[Supplied data — start]

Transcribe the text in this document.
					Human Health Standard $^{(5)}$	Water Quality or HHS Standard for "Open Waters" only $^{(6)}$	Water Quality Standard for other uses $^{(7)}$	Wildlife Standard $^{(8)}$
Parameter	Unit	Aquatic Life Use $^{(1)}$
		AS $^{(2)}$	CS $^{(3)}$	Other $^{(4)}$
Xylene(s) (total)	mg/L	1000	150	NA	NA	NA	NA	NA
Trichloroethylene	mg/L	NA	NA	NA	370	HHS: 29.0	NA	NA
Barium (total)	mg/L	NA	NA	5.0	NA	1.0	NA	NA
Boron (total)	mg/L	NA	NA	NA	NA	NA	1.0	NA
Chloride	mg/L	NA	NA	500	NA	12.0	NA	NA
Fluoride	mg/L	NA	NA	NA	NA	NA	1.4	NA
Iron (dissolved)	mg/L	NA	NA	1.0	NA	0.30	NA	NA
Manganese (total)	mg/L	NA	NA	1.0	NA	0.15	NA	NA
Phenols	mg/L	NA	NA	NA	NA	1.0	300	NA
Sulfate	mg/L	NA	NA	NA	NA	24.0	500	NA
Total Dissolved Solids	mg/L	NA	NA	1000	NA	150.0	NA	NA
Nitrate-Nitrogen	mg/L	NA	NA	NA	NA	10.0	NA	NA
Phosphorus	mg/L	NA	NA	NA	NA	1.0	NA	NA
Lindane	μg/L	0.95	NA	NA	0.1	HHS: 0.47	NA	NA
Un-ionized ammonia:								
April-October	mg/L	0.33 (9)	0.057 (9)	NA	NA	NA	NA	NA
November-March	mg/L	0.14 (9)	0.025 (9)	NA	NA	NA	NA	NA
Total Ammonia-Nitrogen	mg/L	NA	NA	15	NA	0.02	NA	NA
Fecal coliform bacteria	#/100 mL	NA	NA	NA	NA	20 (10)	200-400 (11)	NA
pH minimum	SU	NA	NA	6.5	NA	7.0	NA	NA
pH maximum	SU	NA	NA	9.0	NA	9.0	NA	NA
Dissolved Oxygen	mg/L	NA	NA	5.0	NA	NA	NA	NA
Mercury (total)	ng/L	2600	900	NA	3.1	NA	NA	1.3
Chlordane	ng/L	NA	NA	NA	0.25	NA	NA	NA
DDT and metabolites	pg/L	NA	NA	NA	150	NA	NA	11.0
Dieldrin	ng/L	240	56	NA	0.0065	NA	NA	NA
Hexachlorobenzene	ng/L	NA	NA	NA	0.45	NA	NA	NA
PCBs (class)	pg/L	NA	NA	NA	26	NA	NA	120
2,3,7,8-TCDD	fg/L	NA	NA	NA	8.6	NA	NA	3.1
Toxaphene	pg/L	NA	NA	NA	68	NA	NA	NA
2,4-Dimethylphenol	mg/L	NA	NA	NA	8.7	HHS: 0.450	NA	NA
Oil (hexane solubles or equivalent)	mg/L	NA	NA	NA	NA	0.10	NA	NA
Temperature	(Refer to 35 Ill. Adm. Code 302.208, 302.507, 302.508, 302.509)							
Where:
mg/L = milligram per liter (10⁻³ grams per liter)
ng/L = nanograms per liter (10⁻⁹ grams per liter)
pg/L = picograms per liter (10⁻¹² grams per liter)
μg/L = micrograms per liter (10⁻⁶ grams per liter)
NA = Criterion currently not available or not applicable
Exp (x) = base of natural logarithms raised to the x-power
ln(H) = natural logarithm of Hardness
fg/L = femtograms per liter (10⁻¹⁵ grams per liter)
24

[Supplied data — finish]

◆ About this exercise: The reply should restate the records above in full, character for character.

◆ Completed task:
Transcribe the text in this document.
					Human Health Standard $^{(5)}$	Water Quality or HHS Standard for "Open Waters" only $^{(6)}$	Water Quality Standard for other uses $^{(7)}$	Wildlife Standard $^{(8)}$
Parameter	Unit	Aquatic Life Use $^{(1)}$
		AS $^{(2)}$	CS $^{(3)}$	Other $^{(4)}$
Xylene(s) (total)	mg/L	1000	150	NA	NA	NA	NA	NA
Trichloroethylene	mg/L	NA	NA	NA	370	HHS: 29.0	NA	NA
Barium (total)	mg/L	NA	NA	5.0	NA	1.0	NA	NA
Boron (total)	mg/L	NA	NA	NA	NA	NA	1.0	NA
Chloride	mg/L	NA	NA	500	NA	12.0	NA	NA
Fluoride	mg/L	NA	NA	NA	NA	NA	1.4	NA
Iron (dissolved)	mg/L	NA	NA	1.0	NA	0.30	NA	NA
Manganese (total)	mg/L	NA	NA	1.0	NA	0.15	NA	NA
Phenols	mg/L	NA	NA	NA	NA	1.0	300	NA
Sulfate	mg/L	NA	NA	NA	NA	24.0	500	NA
Total Dissolved Solids	mg/L	NA	NA	1000	NA	150.0	NA	NA
Nitrate-Nitrogen	mg/L	NA	NA	NA	NA	10.0	NA	NA
Phosphorus	mg/L	NA	NA	NA	NA	1.0	NA	NA
Lindane	μg/L	0.95	NA	NA	0.1	HHS: 0.47	NA	NA
Un-ionized ammonia:								
April-October	mg/L	0.33 (9)	0.057 (9)	NA	NA	NA	NA	NA
November-March	mg/L	0.14 (9)	0.025 (9)	NA	NA	NA	NA	NA
Total Ammonia-Nitrogen	mg/L	NA	NA	15	NA	0.02	NA	NA
Fecal coliform bacteria	#/100 mL	NA	NA	NA	NA	20 (10)	200-400 (11)	NA
pH minimum	SU	NA	NA	6.5	NA	7.0	NA	NA
pH maximum	SU	NA	NA	9.0	NA	9.0	NA	NA
Dissolved Oxygen	mg/L	NA	NA	5.0	NA	NA	NA	NA
Mercury (total)	ng/L	2600	900	NA	3.1	NA	NA	1.3
Chlordane	ng/L	NA	NA	NA	0.25	NA	NA	NA
DDT and metabolites	pg/L	NA	NA	NA	150	NA	NA	11.0
Dieldrin	ng/L	240	56	NA	0.0065	NA	NA	NA
Hexachlorobenzene	ng/L	NA	NA	NA	0.45	NA	NA	NA
PCBs (class)	pg/L	NA	NA	NA	26	NA	NA	120
2,3,7,8-TCDD	fg/L	NA	NA	NA	8.6	NA	NA	3.1
Toxaphene	pg/L	NA	NA	NA	68	NA	NA	NA
2,4-Dimethylphenol	mg/L	NA	NA	NA	8.7	HHS: 0.450	NA	NA
Oil (hexane solubles or equivalent)	mg/L	NA	NA	NA	NA	0.10	NA	NA
Temperature	(Refer to 35 Ill. Adm. Code 302.208, 302.507, 302.508, 302.509)							
Where:
mg/L = milligram per liter (10⁻³ grams per liter)
ng/L = nanograms per liter (10⁻⁹ grams per liter)
pg/L = picograms per liter (10⁻¹² grams per liter)
μg/L = micrograms per liter (10⁻⁶ grams per liter)
NA = Criterion currently not available or not applicable
Exp (x) = base of natural logarithms raised to the x-power
ln(H) = natural logarithm of Hardness
fg/L = femtograms per liter (10⁻¹⁵ grams per liter)
24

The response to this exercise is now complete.